→ Aim of the task
Gather every line holding the string "Markets".
<<<<
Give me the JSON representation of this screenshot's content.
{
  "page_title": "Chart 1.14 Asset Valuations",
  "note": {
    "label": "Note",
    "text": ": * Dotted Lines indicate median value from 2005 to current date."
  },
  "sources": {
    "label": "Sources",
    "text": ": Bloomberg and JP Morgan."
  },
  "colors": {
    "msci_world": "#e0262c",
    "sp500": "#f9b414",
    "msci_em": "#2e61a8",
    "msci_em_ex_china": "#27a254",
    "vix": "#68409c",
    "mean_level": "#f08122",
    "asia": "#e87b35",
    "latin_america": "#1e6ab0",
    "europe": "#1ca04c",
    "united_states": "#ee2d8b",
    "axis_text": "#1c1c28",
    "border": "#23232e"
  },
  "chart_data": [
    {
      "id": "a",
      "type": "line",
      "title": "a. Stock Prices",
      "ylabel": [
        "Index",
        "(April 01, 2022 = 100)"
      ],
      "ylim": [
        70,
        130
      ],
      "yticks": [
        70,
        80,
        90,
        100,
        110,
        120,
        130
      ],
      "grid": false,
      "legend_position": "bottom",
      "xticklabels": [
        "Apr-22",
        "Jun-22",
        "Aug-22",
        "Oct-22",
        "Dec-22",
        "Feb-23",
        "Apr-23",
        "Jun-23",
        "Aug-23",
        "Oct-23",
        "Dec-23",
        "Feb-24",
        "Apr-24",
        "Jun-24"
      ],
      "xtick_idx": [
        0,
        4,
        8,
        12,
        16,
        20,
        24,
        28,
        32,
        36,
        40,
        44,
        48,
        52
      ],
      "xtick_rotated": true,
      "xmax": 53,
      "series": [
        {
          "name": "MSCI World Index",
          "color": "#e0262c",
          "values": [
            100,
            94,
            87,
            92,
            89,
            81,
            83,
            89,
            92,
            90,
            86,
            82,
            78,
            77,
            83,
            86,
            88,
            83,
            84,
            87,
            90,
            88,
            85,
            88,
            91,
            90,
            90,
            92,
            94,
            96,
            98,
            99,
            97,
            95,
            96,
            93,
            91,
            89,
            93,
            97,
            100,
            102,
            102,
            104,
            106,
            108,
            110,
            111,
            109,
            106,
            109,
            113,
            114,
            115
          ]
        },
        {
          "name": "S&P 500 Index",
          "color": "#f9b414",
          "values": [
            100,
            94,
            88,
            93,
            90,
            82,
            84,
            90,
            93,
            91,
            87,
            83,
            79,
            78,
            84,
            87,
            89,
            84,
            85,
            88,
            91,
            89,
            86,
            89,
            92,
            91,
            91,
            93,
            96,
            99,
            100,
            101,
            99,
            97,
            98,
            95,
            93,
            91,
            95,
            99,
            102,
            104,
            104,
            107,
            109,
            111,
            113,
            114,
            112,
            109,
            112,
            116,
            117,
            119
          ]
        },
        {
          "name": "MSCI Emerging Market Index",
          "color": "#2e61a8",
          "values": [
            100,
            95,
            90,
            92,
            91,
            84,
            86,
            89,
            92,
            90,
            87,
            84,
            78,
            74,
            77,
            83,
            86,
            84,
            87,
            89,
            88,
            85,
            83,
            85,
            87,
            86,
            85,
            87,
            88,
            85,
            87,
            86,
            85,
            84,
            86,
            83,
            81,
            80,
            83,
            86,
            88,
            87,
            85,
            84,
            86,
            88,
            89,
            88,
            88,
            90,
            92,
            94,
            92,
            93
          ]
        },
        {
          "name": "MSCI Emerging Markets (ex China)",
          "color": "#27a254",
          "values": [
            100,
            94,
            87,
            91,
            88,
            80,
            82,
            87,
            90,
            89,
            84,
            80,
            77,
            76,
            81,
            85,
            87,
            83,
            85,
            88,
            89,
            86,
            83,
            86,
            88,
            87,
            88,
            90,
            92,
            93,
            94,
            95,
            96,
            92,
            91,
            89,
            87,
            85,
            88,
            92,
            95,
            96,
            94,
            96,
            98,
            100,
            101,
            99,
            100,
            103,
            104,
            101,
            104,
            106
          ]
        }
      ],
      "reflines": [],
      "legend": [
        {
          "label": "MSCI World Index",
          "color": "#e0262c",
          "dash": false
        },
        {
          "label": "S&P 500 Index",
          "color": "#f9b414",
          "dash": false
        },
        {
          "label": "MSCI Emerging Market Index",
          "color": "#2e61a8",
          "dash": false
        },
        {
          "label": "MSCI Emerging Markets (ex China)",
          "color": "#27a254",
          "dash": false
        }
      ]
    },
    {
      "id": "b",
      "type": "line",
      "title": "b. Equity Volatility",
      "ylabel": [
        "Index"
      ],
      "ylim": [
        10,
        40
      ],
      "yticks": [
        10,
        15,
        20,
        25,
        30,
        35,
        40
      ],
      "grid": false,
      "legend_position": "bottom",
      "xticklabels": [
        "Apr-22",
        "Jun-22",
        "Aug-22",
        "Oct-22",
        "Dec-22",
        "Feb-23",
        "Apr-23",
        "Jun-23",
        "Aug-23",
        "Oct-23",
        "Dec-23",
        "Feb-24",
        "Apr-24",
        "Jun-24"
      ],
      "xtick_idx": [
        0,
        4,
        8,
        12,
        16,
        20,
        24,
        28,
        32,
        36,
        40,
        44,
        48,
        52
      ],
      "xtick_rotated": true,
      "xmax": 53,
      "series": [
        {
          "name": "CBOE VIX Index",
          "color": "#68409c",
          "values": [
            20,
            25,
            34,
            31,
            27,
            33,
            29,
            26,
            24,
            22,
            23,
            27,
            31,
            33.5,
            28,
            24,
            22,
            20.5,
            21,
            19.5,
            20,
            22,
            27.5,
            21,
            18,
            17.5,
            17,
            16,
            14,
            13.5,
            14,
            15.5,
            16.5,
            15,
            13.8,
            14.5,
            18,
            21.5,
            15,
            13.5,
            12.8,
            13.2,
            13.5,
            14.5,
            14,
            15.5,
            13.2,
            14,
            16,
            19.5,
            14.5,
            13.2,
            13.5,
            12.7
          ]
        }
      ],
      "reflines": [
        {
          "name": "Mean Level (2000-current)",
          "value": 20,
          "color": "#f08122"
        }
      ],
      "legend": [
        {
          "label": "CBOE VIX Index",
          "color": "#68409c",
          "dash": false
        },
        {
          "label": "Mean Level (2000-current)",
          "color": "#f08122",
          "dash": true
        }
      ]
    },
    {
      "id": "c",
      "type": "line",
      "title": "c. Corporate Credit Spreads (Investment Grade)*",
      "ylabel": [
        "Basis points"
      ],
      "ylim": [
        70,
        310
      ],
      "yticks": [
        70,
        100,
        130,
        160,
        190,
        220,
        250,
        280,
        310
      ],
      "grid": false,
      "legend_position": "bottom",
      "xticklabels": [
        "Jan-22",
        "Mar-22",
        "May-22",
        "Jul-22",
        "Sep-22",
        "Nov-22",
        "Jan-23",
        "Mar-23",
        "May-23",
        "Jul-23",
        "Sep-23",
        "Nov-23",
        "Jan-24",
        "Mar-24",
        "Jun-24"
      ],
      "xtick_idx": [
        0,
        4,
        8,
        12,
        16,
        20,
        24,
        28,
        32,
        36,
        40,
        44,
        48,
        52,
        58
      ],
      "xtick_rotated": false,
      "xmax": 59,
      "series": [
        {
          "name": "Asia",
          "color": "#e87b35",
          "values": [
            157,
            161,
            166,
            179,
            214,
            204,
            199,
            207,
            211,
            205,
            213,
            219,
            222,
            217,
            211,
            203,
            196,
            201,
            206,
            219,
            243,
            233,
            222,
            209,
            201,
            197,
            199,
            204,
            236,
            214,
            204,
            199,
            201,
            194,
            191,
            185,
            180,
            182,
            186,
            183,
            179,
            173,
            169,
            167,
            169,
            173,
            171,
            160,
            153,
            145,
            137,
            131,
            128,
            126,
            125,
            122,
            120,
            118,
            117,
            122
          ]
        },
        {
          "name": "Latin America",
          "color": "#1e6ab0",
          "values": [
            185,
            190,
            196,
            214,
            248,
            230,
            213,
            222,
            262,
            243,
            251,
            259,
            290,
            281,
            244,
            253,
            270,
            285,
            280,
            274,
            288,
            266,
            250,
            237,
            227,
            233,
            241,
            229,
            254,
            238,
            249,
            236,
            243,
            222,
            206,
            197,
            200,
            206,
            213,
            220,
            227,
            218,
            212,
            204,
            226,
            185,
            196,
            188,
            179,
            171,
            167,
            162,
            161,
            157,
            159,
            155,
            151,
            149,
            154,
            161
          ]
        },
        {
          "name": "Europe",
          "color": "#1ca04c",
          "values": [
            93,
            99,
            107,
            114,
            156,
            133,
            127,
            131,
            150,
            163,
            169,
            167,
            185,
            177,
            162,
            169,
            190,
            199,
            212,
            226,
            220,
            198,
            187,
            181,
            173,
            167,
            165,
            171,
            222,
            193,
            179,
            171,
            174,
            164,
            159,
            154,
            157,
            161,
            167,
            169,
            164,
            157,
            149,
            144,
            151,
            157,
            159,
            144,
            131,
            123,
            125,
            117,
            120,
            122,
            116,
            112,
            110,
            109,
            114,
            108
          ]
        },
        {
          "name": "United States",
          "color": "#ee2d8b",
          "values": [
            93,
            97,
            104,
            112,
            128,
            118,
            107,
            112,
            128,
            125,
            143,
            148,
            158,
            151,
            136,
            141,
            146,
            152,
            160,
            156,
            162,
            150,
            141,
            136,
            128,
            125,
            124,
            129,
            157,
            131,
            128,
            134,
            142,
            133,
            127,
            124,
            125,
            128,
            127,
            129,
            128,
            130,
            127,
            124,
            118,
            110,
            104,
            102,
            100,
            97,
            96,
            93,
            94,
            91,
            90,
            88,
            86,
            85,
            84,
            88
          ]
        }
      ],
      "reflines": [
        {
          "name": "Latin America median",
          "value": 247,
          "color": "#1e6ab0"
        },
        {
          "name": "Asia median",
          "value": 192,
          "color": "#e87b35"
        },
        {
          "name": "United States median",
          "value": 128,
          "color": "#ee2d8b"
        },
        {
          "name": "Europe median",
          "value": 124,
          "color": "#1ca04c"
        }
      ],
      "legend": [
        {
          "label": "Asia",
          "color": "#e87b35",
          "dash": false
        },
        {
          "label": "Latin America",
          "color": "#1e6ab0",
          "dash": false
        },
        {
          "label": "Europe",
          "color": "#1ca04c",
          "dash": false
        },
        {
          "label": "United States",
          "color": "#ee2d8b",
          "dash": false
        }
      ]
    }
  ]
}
>>>>
→ Task answer
          "name": "MSCI Emerging Markets (ex China)",
          "label": "MSCI Emerging Markets (ex China)",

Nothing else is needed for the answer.